** start of RECORDS FOR THIS TASK **

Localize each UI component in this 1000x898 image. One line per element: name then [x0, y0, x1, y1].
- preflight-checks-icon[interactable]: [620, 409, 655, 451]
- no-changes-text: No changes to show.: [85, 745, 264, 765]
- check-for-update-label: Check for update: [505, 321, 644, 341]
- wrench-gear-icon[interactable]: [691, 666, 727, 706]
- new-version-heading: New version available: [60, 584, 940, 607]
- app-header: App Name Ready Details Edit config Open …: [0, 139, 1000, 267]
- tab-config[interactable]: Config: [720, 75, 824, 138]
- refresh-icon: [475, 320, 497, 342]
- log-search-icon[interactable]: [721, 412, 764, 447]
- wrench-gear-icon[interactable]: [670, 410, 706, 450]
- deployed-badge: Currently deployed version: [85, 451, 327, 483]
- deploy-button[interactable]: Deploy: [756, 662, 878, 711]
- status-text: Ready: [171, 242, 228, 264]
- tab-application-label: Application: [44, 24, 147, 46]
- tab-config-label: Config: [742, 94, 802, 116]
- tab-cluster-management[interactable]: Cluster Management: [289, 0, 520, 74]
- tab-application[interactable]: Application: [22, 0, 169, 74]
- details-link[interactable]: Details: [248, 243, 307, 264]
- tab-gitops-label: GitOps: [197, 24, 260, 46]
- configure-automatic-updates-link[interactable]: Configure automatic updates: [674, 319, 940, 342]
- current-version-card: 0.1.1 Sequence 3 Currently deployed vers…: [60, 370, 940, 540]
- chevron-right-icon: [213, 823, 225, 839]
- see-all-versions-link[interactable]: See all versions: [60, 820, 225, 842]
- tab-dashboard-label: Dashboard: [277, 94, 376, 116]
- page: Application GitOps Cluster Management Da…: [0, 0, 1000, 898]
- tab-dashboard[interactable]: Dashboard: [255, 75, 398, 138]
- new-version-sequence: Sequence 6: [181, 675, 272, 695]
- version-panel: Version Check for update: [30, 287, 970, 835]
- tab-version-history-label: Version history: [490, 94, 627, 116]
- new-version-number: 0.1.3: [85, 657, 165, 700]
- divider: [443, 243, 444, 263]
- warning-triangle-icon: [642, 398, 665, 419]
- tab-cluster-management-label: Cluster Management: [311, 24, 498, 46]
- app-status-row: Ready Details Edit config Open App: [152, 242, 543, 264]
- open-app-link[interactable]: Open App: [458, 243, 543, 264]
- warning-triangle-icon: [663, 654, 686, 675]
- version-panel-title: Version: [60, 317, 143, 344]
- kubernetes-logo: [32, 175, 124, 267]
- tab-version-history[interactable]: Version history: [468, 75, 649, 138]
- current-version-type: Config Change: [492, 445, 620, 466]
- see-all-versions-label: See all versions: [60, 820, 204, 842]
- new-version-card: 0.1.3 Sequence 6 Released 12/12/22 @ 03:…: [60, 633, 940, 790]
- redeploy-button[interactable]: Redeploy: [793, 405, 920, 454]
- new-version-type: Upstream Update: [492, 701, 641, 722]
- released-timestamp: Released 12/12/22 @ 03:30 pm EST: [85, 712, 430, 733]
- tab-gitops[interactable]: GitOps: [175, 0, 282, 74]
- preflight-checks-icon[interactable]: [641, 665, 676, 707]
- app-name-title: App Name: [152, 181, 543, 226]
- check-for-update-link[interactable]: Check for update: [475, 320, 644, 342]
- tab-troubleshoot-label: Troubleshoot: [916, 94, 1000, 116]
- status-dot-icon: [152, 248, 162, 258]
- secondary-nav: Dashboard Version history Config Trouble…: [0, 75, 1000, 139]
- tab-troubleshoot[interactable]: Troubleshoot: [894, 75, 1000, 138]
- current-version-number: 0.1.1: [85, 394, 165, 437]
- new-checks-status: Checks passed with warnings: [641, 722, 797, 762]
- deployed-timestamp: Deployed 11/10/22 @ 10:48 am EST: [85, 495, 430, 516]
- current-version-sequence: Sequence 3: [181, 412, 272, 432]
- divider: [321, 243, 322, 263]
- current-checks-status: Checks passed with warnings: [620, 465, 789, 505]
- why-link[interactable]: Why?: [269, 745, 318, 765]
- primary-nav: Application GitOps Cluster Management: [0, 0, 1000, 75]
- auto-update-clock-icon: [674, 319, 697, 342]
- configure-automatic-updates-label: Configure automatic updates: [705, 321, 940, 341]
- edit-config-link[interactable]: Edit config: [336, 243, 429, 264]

** end of RECORDS FOR THIS TASK **
** start of RECORDS FOR THIS TASK **

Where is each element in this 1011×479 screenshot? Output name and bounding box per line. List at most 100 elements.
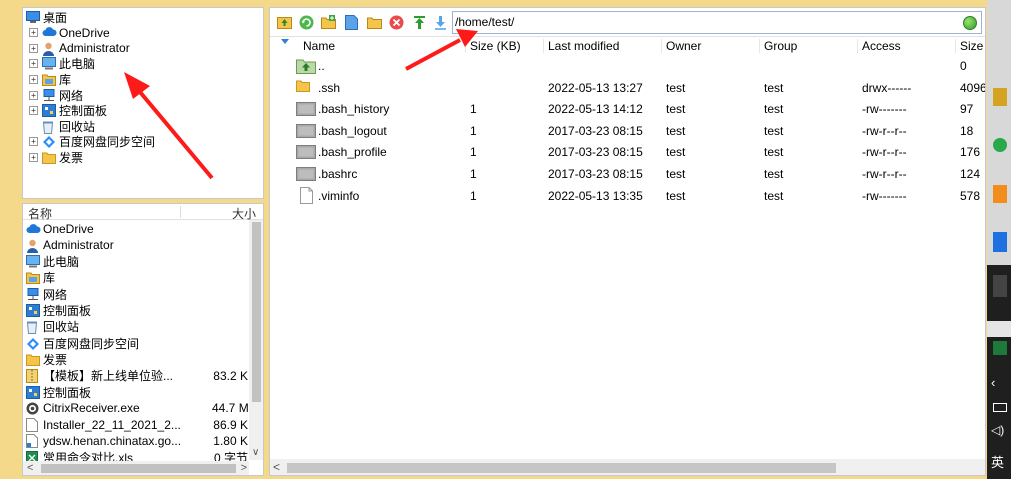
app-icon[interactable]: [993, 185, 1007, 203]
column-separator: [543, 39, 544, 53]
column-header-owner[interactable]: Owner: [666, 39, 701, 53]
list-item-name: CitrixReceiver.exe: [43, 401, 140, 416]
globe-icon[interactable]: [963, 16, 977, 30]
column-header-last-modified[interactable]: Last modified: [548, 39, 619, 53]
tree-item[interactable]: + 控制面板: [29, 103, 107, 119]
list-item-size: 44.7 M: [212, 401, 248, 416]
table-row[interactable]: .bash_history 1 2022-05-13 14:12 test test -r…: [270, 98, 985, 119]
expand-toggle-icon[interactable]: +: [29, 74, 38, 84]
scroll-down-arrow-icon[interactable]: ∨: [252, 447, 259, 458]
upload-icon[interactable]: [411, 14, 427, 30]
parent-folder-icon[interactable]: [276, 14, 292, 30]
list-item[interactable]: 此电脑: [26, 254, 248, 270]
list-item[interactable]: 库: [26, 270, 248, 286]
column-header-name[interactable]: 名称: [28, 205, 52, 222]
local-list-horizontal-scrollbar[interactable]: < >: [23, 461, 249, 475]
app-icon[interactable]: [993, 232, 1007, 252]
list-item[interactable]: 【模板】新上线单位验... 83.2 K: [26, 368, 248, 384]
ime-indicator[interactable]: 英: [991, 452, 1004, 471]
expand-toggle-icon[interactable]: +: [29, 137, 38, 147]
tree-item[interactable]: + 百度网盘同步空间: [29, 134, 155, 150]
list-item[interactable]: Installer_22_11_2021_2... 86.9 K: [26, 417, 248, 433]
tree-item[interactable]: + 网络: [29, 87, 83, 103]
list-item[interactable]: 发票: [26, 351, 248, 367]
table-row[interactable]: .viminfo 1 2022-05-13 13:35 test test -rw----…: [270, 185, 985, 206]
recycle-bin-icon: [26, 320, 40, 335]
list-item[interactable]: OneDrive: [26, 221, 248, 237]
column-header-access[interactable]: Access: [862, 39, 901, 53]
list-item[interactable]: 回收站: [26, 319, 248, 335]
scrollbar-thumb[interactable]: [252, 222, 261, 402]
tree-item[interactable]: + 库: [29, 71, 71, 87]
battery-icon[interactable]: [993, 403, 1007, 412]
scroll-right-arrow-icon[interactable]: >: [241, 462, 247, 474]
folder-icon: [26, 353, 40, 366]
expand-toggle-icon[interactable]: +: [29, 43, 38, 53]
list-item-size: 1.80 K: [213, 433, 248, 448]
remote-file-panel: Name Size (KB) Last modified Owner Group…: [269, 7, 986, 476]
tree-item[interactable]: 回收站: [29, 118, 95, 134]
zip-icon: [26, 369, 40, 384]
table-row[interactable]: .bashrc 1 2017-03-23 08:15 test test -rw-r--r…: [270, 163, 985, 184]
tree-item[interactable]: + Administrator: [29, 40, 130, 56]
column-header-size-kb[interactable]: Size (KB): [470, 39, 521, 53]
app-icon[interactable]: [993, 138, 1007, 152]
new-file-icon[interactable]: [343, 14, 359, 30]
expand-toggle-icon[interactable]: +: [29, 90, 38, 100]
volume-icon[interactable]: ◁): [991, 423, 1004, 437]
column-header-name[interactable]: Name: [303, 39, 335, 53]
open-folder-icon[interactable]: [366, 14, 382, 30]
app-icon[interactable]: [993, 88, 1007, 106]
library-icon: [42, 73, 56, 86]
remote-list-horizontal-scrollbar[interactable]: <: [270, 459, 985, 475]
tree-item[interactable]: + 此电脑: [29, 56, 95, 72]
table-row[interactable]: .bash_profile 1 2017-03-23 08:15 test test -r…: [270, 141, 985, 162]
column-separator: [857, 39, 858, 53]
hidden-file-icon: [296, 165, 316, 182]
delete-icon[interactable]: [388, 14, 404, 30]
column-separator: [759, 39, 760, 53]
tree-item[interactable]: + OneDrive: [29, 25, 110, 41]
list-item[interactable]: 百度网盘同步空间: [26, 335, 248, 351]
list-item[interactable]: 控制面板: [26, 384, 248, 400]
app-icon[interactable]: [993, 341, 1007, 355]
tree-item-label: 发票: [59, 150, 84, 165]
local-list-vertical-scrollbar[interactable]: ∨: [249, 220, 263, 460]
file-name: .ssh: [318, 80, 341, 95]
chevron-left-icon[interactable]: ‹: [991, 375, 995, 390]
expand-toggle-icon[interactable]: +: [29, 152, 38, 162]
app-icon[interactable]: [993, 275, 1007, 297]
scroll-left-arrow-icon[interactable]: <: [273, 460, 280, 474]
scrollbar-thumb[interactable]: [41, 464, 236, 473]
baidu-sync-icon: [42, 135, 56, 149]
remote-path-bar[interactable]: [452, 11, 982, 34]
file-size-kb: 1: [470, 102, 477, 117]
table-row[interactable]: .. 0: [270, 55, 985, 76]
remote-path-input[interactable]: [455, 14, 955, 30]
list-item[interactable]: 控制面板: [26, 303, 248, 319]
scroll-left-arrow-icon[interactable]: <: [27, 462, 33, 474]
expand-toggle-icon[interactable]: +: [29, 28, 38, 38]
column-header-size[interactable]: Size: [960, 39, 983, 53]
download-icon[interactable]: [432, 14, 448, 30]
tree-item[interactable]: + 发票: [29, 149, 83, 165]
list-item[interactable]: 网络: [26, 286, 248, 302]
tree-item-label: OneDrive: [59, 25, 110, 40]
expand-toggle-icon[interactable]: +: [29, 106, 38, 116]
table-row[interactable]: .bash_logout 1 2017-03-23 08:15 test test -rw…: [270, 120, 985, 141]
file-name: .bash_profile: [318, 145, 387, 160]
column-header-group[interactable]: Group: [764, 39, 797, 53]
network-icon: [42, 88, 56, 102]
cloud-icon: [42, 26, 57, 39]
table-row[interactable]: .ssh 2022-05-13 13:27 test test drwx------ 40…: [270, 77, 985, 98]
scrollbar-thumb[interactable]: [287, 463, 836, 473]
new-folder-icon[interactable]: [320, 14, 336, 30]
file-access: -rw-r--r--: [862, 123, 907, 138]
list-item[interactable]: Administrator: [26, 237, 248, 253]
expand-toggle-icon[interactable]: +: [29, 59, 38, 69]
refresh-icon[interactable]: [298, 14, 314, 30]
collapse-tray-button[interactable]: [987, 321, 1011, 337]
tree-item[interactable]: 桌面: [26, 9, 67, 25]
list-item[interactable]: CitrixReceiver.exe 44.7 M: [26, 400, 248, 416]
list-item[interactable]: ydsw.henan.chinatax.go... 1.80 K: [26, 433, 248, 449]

** end of RECORDS FOR THIS TASK **

- [WHAT IS REQUIRED]
Repeat the rows above verbatim, starting at the line that contains "Localize each UI" and ending at the line that contains "- tab-gitops-label: GitOps: [197, 24, 260, 46]".

- [RIGHT ANSWER]
Localize each UI component in this 1000x898 image. One line per element: name then [x0, y0, x1, y1].
- preflight-checks-icon[interactable]: [620, 409, 655, 451]
- no-changes-text: No changes to show.: [85, 745, 264, 765]
- check-for-update-label: Check for update: [505, 321, 644, 341]
- wrench-gear-icon[interactable]: [691, 666, 727, 706]
- new-version-heading: New version available: [60, 584, 940, 607]
- app-header: App Name Ready Details Edit config Open …: [0, 139, 1000, 267]
- tab-config[interactable]: Config: [720, 75, 824, 138]
- refresh-icon: [475, 320, 497, 342]
- log-search-icon[interactable]: [721, 412, 764, 447]
- wrench-gear-icon[interactable]: [670, 410, 706, 450]
- deployed-badge: Currently deployed version: [85, 451, 327, 483]
- deploy-button[interactable]: Deploy: [756, 662, 878, 711]
- status-text: Ready: [171, 242, 228, 264]
- tab-application-label: Application: [44, 24, 147, 46]
- tab-config-label: Config: [742, 94, 802, 116]
- tab-cluster-management[interactable]: Cluster Management: [289, 0, 520, 74]
- tab-application[interactable]: Application: [22, 0, 169, 74]
- details-link[interactable]: Details: [248, 243, 307, 264]
- tab-gitops-label: GitOps: [197, 24, 260, 46]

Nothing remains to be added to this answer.